→ **Instructions for the task**
Please set down all the lines beneath this one exactly, without the pictures.

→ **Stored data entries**
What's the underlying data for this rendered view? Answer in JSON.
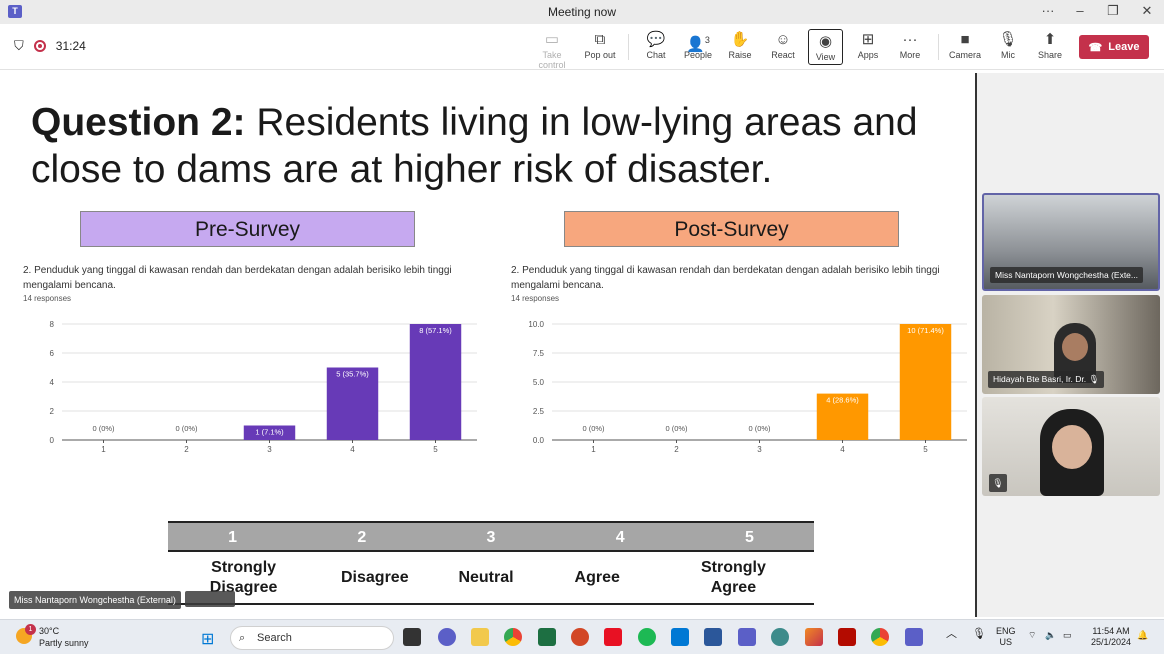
{
  "window": {
    "title": "Meeting now"
  },
  "toolbar": {
    "timer": "31:24",
    "buttons": [
      {
        "label": "Take control",
        "icon": "take-control-icon"
      },
      {
        "label": "Pop out",
        "icon": "pop-out-icon"
      },
      {
        "label": "Chat",
        "icon": "chat-icon"
      },
      {
        "label": "People",
        "icon": "people-icon",
        "badge": "3"
      },
      {
        "label": "Raise",
        "icon": "raise-hand-icon"
      },
      {
        "label": "React",
        "icon": "smiley-icon"
      },
      {
        "label": "View",
        "icon": "view-icon"
      },
      {
        "label": "Apps",
        "icon": "apps-plus-icon"
      },
      {
        "label": "More",
        "icon": "more-dots-icon"
      },
      {
        "label": "Camera",
        "icon": "camera-icon"
      },
      {
        "label": "Mic",
        "icon": "mic-off-icon"
      },
      {
        "label": "Share",
        "icon": "share-icon"
      }
    ],
    "leave_label": "Leave",
    "leave_color": "#c4314b"
  },
  "slide": {
    "title_bold": "Question 2:",
    "title_rest": " Residents living in low-lying areas and close to dams are at higher risk of disaster.",
    "pre_label": "Pre-Survey",
    "post_label": "Post-Survey",
    "pre_color": "#c6a9f0",
    "post_color": "#f7a77e",
    "question_text": "2. Penduduk yang tinggal di kawasan rendah dan berdekatan dengan adalah berisiko lebih tinggi mengalami bencana.",
    "responses": "14 responses",
    "scale": {
      "numbers": [
        "1",
        "2",
        "3",
        "4",
        "5"
      ],
      "labels": [
        "Strongly Disagree",
        "Disagree",
        "Neutral",
        "Agree",
        "Strongly Agree"
      ]
    }
  },
  "chart_data": [
    {
      "type": "bar",
      "categories": [
        "1",
        "2",
        "3",
        "4",
        "5"
      ],
      "values": [
        0,
        0,
        1,
        5,
        8
      ],
      "labels": [
        "0 (0%)",
        "0 (0%)",
        "1 (7.1%)",
        "5 (35.7%)",
        "8 (57.1%)"
      ],
      "yticks": [
        "0",
        "2",
        "4",
        "6",
        "8"
      ],
      "ylim": [
        0,
        8
      ],
      "color": "#673ab7",
      "grid": true
    },
    {
      "type": "bar",
      "categories": [
        "1",
        "2",
        "3",
        "4",
        "5"
      ],
      "values": [
        0,
        0,
        0,
        4,
        10
      ],
      "labels": [
        "0 (0%)",
        "0 (0%)",
        "0 (0%)",
        "4 (28.6%)",
        "10 (71.4%)"
      ],
      "yticks": [
        "0.0",
        "2.5",
        "5.0",
        "7.5",
        "10.0"
      ],
      "ylim": [
        0,
        10
      ],
      "color": "#ff9800",
      "grid": true
    }
  ],
  "presenter": {
    "name": "Miss Nantaporn Wongchestha (External)"
  },
  "gallery": [
    {
      "name": "Miss Nantaporn Wongchestha (Exte..."
    },
    {
      "name": "Hidayah Bte Basri, Ir. Dr."
    },
    {
      "name": ""
    }
  ],
  "taskbar": {
    "weather_temp": "30°C",
    "weather_desc": "Partly sunny",
    "weather_badge": "1",
    "search_label": "Search",
    "lang_top": "ENG",
    "lang_bottom": "US",
    "time": "11:54 AM",
    "date": "25/1/2024"
  }
}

→ **Result of the exercise**
What's the underlying data for this rendered view? Answer in JSON.
{
  "window": {
    "title": "Meeting now"
  },
  "toolbar": {
    "timer": "31:24",
    "buttons": [
      {
        "label": "Take control",
        "icon": "take-control-icon"
      },
      {
        "label": "Pop out",
        "icon": "pop-out-icon"
      },
      {
        "label": "Chat",
        "icon": "chat-icon"
      },
      {
        "label": "People",
        "icon": "people-icon",
        "badge": "3"
      },
      {
        "label": "Raise",
        "icon": "raise-hand-icon"
      },
      {
        "label": "React",
        "icon": "smiley-icon"
      },
      {
        "label": "View",
        "icon": "view-icon"
      },
      {
        "label": "Apps",
        "icon": "apps-plus-icon"
      },
      {
        "label": "More",
        "icon": "more-dots-icon"
      },
      {
        "label": "Camera",
        "icon": "camera-icon"
      },
      {
        "label": "Mic",
        "icon": "mic-off-icon"
      },
      {
        "label": "Share",
        "icon": "share-icon"
      }
    ],
    "leave_label": "Leave",
    "leave_color": "#c4314b"
  },
  "slide": {
    "title_bold": "Question 2:",
    "title_rest": " Residents living in low-lying areas and close to dams are at higher risk of disaster.",
    "pre_label": "Pre-Survey",
    "post_label": "Post-Survey",
    "pre_color": "#c6a9f0",
    "post_color": "#f7a77e",
    "question_text": "2. Penduduk yang tinggal di kawasan rendah dan berdekatan dengan adalah berisiko lebih tinggi mengalami bencana.",
    "responses": "14 responses",
    "scale": {
      "numbers": [
        "1",
        "2",
        "3",
        "4",
        "5"
      ],
      "labels": [
        "Strongly Disagree",
        "Disagree",
        "Neutral",
        "Agree",
        "Strongly Agree"
      ]
    }
  },
  "chart_data": [
    {
      "type": "bar",
      "categories": [
        "1",
        "2",
        "3",
        "4",
        "5"
      ],
      "values": [
        0,
        0,
        1,
        5,
        8
      ],
      "labels": [
        "0 (0%)",
        "0 (0%)",
        "1 (7.1%)",
        "5 (35.7%)",
        "8 (57.1%)"
      ],
      "yticks": [
        "0",
        "2",
        "4",
        "6",
        "8"
      ],
      "ylim": [
        0,
        8
      ],
      "color": "#673ab7",
      "grid": true
    },
    {
      "type": "bar",
      "categories": [
        "1",
        "2",
        "3",
        "4",
        "5"
      ],
      "values": [
        0,
        0,
        0,
        4,
        10
      ],
      "labels": [
        "0 (0%)",
        "0 (0%)",
        "0 (0%)",
        "4 (28.6%)",
        "10 (71.4%)"
      ],
      "yticks": [
        "0.0",
        "2.5",
        "5.0",
        "7.5",
        "10.0"
      ],
      "ylim": [
        0,
        10
      ],
      "color": "#ff9800",
      "grid": true
    }
  ],
  "presenter": {
    "name": "Miss Nantaporn Wongchestha (External)"
  },
  "gallery": [
    {
      "name": "Miss Nantaporn Wongchestha (Exte..."
    },
    {
      "name": "Hidayah Bte Basri, Ir. Dr."
    },
    {
      "name": ""
    }
  ],
  "taskbar": {
    "weather_temp": "30°C",
    "weather_desc": "Partly sunny",
    "weather_badge": "1",
    "search_label": "Search",
    "lang_top": "ENG",
    "lang_bottom": "US",
    "time": "11:54 AM",
    "date": "25/1/2024"
  }
}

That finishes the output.